--- Start of INPUT FOR THIS TASK ---

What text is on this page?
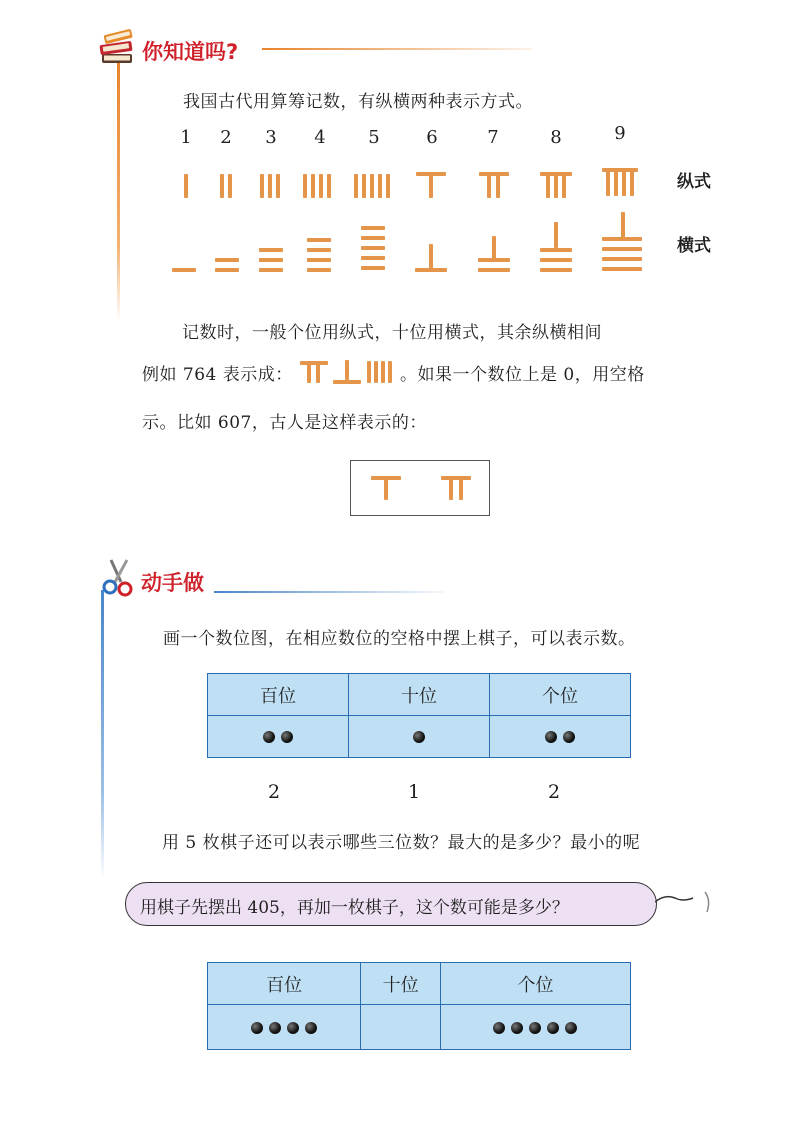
你知道吗?
我国古代用算筹记数，有纵横两种表示方式。
1	2	3	4	5	6	7	8	9
纵式
横式
记数时，一般个位用纵式，十位用横式，其余纵横相间
例如 764 表示成：	。如果一个数位上是 0，用空格
示。比如 607，古人是这样表示的：
动手做
画一个数位图，在相应数位的空格中摆上棋子，可以表示数。
百位	十位	个位

2	1	2
用 5 枚棋子还可以表示哪些三位数？最大的是多少？最小的呢
用棋子先摆出 405，再加一枚棋子，这个数可能是多少？
百位	十位	个位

--- End of INPUT FOR THIS TASK ---

WHAT IS REQUIRED
Repeat each record exactly as shown above, dropping all images.

SOLUTION TO THIS TASK
What text is on this page?
你知道吗?
我国古代用算筹记数，有纵横两种表示方式。
1	2	3	4	5	6	7	8	9
纵式
横式
记数时，一般个位用纵式，十位用横式，其余纵横相间
例如 764 表示成：	。如果一个数位上是 0，用空格
示。比如 607，古人是这样表示的：
动手做
画一个数位图，在相应数位的空格中摆上棋子，可以表示数。
百位	十位	个位

2	1	2
用 5 枚棋子还可以表示哪些三位数？最大的是多少？最小的呢
用棋子先摆出 405，再加一枚棋子，这个数可能是多少？
百位	十位	个位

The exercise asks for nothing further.